- **TASK BRIEF**
Determine the number of lines in the listing below where the string "labels" occurs; answer with the number alone.

[Data excerpts]

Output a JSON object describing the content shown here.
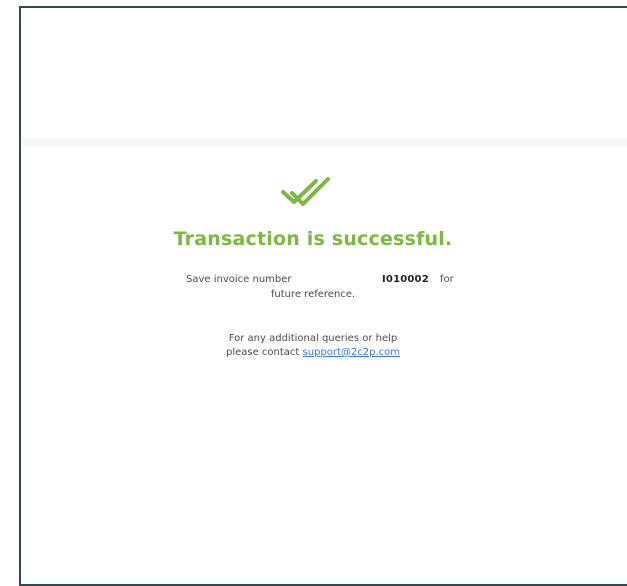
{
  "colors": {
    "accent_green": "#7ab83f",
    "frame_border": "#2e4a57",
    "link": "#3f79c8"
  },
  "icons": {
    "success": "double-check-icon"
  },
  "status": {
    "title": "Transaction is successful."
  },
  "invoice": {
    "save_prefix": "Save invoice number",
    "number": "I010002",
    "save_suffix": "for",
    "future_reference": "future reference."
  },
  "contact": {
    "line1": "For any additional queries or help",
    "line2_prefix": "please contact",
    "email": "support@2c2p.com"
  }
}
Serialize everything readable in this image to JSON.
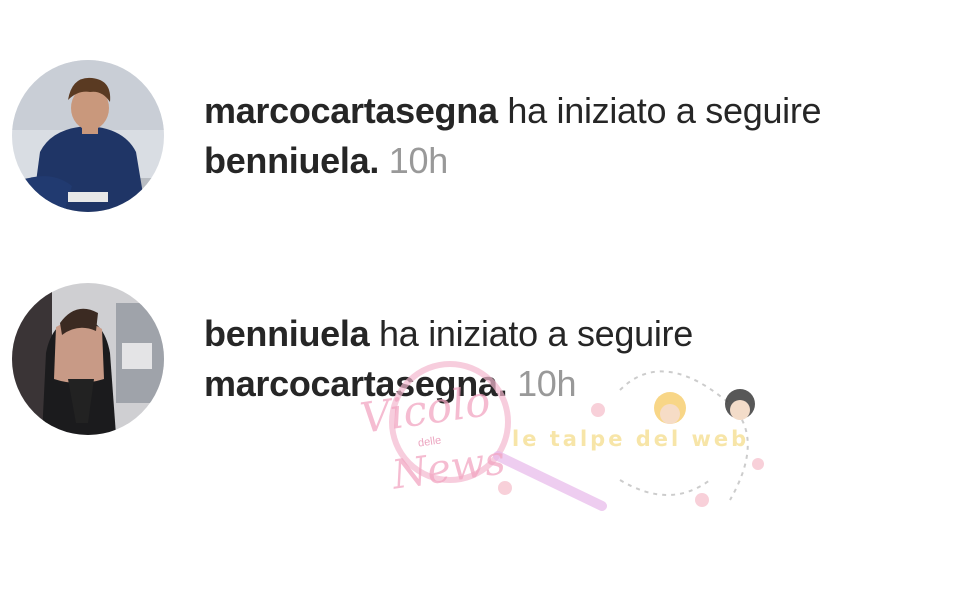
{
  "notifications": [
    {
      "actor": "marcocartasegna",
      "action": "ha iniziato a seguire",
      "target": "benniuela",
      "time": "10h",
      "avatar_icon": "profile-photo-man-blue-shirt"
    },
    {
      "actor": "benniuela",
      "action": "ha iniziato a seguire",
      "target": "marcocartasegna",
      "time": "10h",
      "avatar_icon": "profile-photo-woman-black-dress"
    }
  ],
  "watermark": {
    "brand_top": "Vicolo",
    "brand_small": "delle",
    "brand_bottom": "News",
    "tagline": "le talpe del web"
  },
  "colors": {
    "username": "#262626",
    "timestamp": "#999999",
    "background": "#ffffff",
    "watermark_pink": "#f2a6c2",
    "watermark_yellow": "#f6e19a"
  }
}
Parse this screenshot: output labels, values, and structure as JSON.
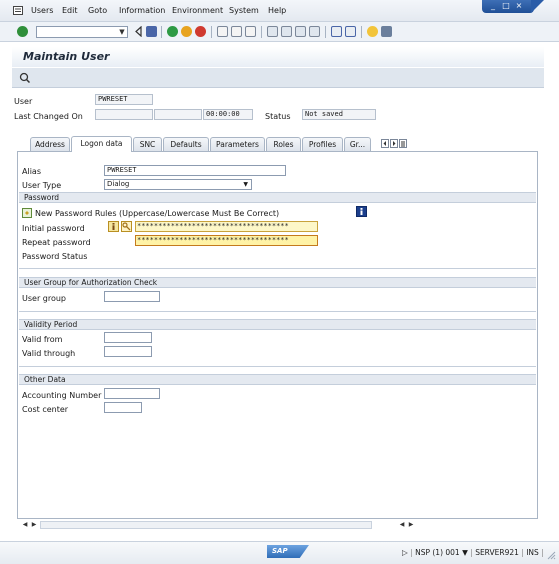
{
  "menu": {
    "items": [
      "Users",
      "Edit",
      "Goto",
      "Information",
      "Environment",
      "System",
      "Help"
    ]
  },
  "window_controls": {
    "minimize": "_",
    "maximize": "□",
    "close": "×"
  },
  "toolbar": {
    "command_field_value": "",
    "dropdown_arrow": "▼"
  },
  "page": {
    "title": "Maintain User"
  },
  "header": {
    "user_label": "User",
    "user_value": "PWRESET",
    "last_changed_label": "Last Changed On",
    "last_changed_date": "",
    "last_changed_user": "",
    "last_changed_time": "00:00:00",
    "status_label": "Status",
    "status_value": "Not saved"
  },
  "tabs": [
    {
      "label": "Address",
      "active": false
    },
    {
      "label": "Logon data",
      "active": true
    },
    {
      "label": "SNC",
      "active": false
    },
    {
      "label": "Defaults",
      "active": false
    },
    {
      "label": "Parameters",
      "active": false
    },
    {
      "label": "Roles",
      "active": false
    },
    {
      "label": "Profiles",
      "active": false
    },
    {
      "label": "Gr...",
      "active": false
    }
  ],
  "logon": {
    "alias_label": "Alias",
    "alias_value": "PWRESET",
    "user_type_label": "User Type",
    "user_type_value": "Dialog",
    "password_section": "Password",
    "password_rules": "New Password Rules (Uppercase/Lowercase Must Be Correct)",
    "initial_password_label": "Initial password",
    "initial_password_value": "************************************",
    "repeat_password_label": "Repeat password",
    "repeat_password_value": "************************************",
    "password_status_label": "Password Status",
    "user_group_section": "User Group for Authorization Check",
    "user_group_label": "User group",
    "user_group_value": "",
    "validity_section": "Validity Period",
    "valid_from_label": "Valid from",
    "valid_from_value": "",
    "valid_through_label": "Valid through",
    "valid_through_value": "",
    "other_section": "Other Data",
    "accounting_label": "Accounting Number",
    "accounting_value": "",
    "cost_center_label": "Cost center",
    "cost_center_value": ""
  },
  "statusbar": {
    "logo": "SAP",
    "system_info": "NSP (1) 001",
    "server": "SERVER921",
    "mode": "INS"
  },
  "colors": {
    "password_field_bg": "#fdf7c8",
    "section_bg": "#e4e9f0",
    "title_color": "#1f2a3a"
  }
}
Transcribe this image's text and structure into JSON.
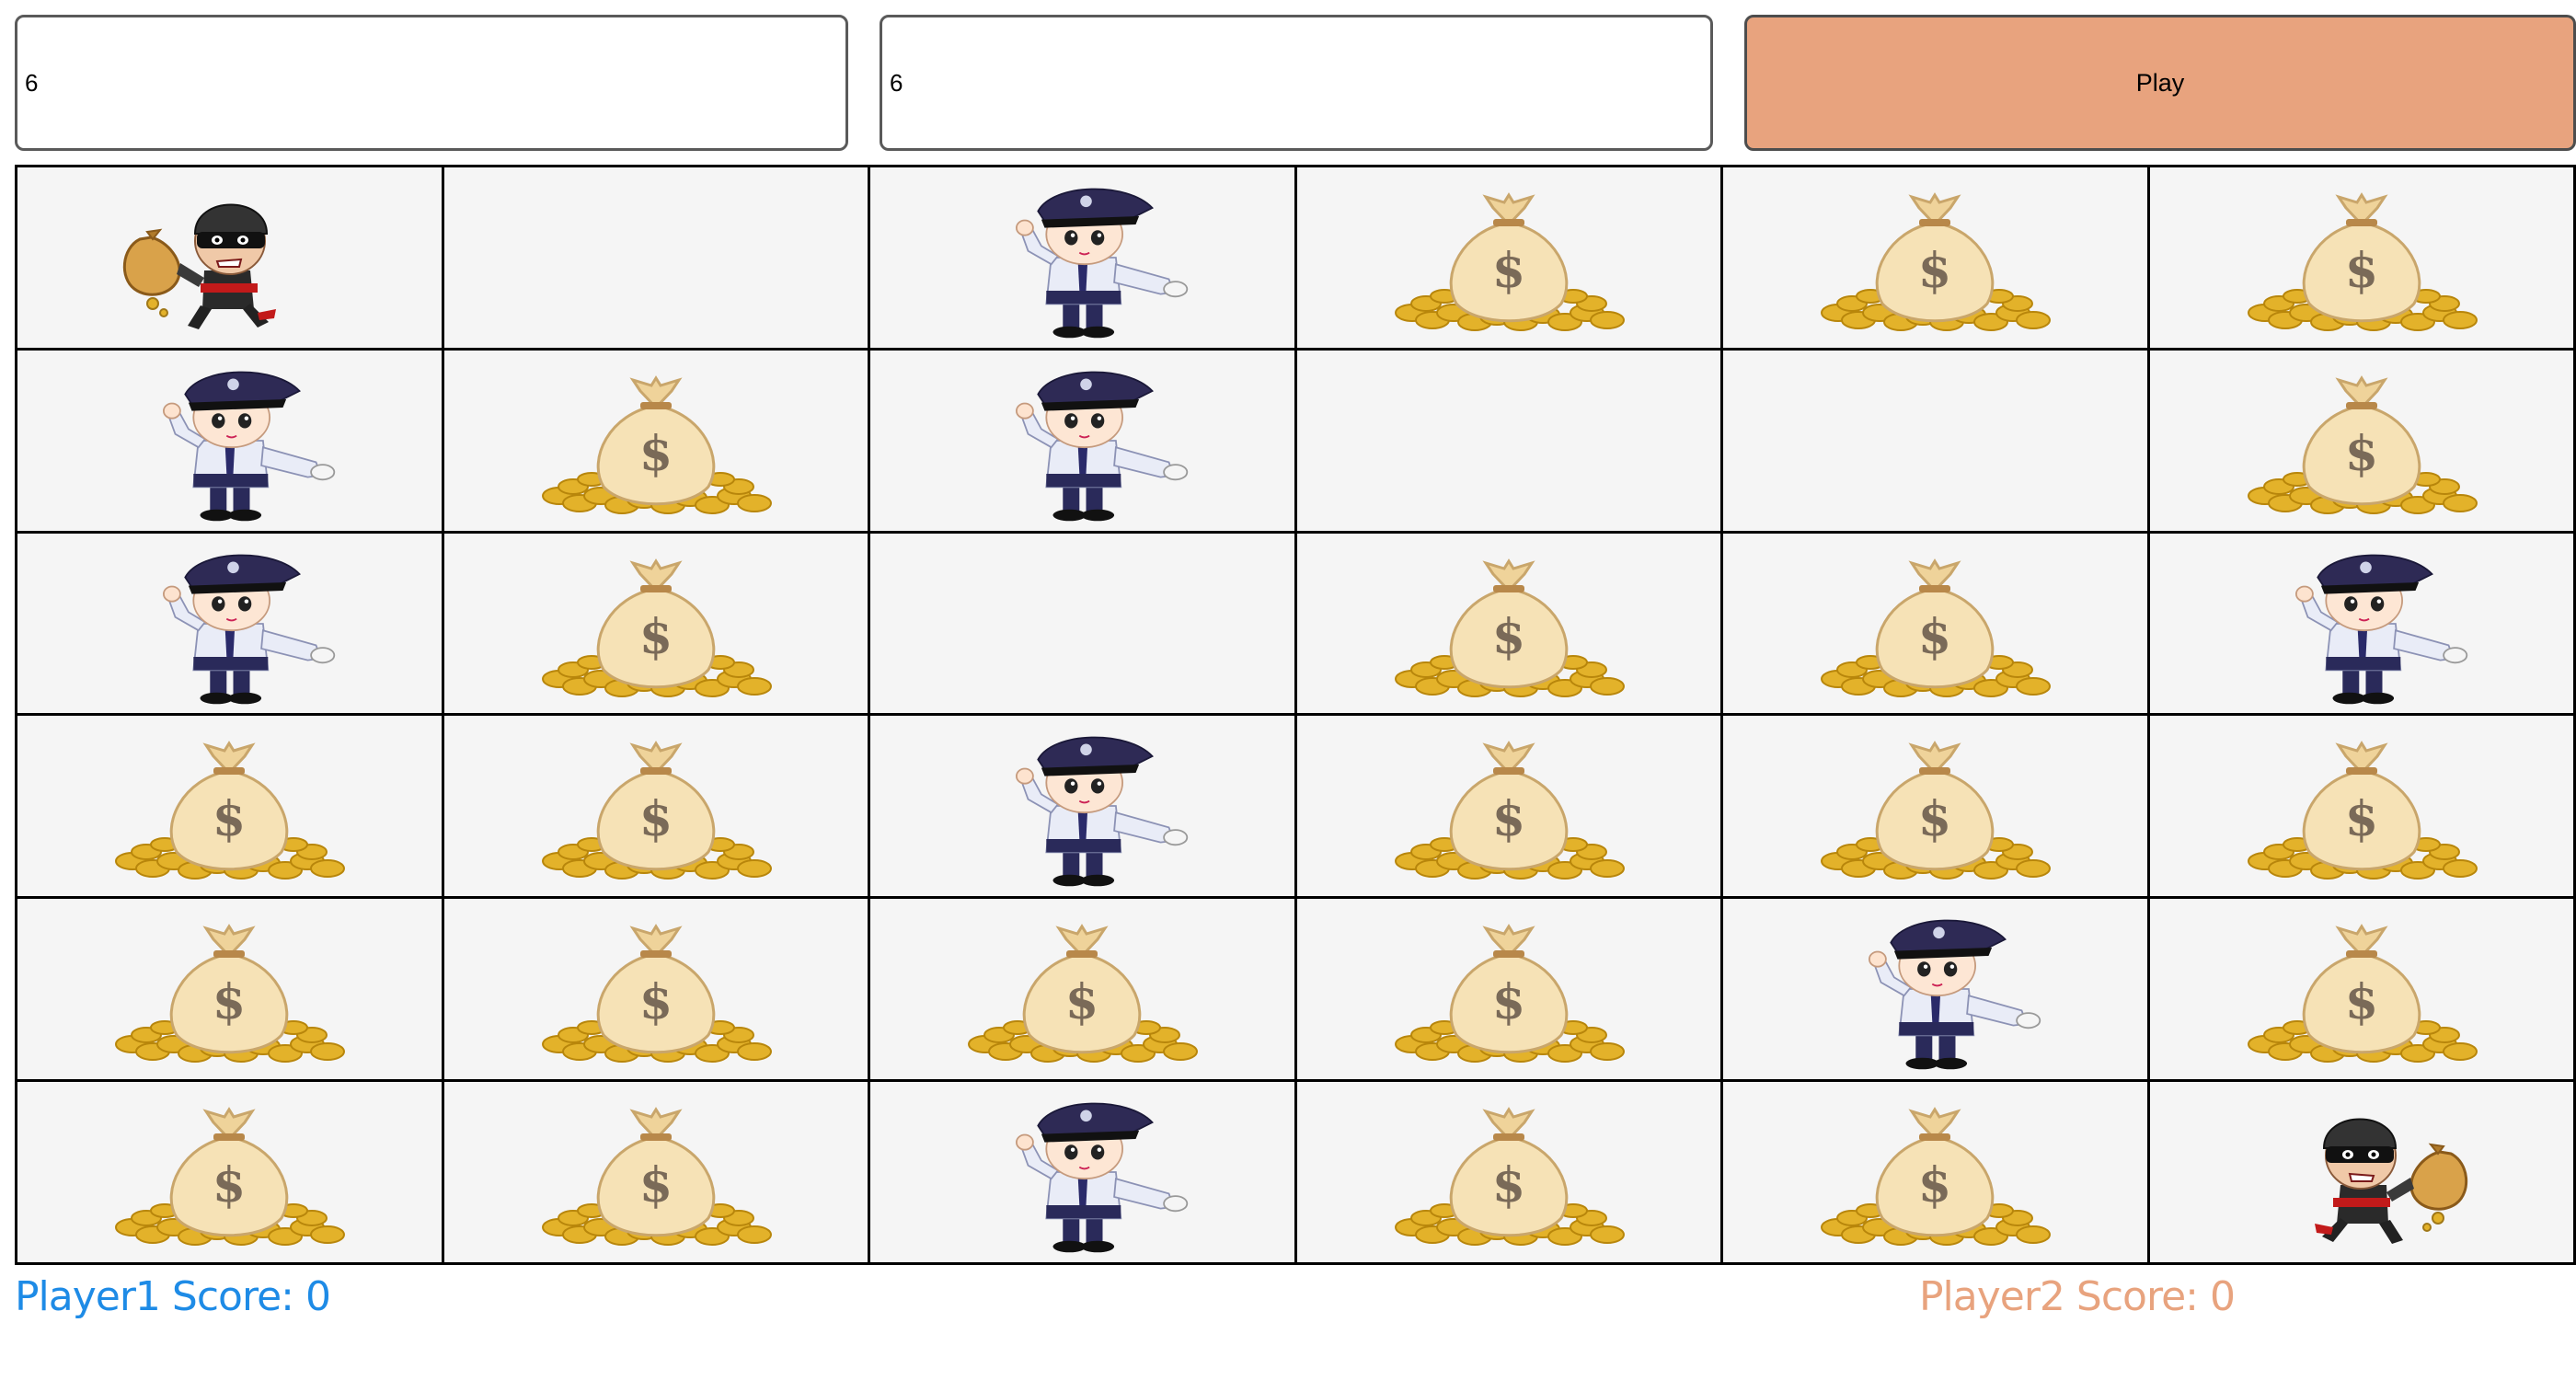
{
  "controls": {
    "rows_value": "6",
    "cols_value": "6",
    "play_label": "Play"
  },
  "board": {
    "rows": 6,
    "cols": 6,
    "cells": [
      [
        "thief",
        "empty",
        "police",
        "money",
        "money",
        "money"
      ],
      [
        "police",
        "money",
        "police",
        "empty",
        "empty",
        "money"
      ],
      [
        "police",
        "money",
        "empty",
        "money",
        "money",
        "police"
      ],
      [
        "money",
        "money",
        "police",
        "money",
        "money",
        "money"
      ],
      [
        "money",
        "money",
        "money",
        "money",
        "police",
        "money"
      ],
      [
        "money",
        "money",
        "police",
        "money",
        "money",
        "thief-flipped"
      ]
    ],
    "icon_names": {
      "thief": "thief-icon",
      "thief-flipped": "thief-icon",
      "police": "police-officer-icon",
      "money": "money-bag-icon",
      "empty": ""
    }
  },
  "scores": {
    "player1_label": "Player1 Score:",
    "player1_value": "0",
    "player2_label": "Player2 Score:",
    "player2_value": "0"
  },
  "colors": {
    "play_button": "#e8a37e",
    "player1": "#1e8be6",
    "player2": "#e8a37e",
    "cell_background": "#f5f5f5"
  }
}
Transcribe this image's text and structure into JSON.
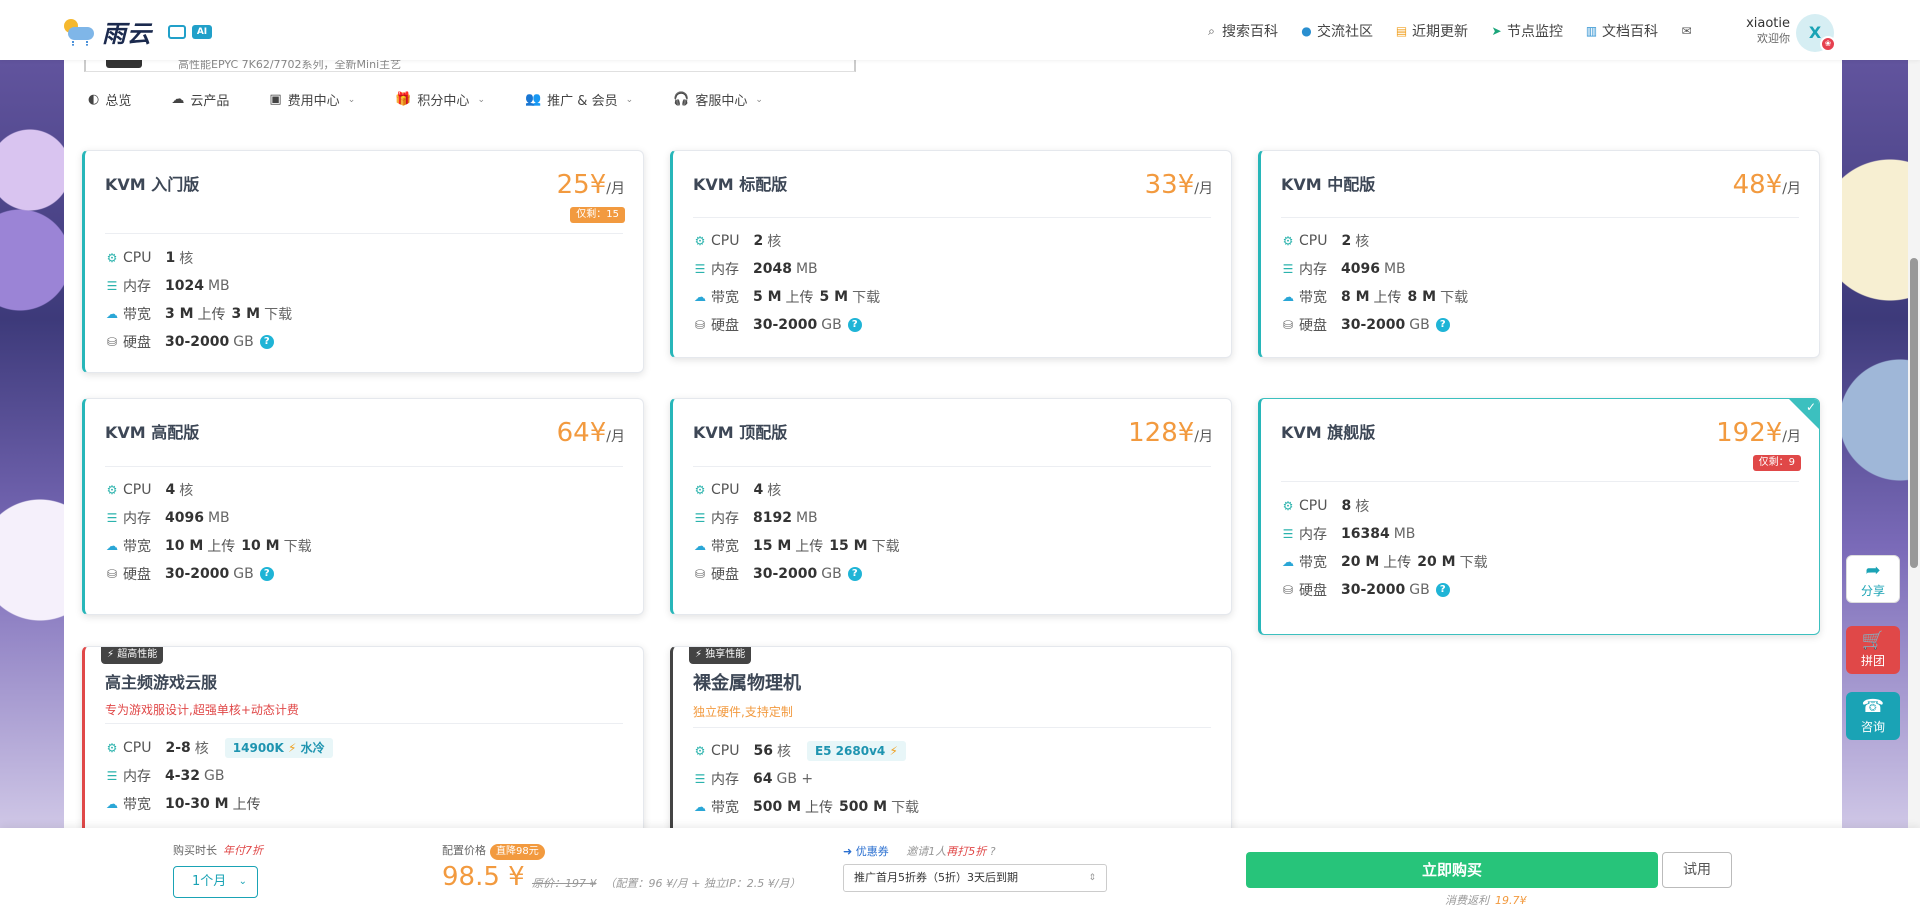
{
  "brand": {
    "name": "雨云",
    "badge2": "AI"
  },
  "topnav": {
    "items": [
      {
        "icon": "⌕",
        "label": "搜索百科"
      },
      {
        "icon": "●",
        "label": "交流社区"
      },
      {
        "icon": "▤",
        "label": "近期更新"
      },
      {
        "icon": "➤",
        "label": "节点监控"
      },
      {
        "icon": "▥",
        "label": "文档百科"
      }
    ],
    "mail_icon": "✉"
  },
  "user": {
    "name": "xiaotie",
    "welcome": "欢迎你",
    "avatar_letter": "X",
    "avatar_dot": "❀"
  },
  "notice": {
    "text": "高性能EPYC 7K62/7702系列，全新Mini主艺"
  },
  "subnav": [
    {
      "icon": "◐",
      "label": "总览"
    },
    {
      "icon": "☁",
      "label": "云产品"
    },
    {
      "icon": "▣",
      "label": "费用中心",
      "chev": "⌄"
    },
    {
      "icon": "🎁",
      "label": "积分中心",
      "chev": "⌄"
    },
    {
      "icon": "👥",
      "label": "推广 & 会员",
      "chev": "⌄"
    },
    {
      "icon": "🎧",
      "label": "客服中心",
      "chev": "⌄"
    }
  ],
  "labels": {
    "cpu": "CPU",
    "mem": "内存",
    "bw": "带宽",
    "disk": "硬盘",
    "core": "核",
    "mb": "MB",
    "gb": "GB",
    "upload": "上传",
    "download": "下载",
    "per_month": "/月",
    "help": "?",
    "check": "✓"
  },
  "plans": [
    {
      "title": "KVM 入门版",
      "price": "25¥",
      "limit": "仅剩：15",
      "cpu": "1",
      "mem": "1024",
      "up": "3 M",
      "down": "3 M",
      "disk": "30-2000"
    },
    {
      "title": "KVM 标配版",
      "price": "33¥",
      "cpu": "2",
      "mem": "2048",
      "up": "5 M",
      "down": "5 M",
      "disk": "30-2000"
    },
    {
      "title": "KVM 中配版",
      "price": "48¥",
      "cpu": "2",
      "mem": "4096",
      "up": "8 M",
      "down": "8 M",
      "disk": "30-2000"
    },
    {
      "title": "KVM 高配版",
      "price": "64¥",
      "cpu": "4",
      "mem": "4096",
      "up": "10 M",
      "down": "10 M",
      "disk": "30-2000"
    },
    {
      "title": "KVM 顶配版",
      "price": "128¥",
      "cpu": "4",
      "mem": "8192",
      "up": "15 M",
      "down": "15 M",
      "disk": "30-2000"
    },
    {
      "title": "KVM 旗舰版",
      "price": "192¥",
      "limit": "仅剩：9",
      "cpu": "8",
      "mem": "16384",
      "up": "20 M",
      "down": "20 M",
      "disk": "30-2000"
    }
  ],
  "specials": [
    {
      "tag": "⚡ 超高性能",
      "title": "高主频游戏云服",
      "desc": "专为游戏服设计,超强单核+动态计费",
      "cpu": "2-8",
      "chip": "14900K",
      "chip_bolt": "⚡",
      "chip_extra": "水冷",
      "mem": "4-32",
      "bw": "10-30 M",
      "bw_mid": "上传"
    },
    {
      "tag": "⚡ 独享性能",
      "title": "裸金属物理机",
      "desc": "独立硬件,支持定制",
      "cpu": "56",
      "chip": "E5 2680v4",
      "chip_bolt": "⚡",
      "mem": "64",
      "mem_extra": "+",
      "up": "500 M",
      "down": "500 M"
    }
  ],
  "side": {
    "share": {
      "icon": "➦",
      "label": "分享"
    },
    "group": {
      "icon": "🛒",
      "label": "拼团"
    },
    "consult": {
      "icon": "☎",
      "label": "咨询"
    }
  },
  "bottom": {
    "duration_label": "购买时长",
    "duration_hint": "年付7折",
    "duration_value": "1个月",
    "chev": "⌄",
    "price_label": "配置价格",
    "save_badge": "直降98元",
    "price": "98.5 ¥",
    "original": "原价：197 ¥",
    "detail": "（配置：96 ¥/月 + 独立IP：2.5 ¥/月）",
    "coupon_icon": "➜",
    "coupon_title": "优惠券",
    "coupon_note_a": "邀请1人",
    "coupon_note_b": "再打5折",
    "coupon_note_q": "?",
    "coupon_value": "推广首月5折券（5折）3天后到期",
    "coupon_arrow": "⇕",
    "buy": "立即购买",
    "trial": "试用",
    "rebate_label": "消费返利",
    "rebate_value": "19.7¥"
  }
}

- **RESPONSE TO THIS EXERCISE**
2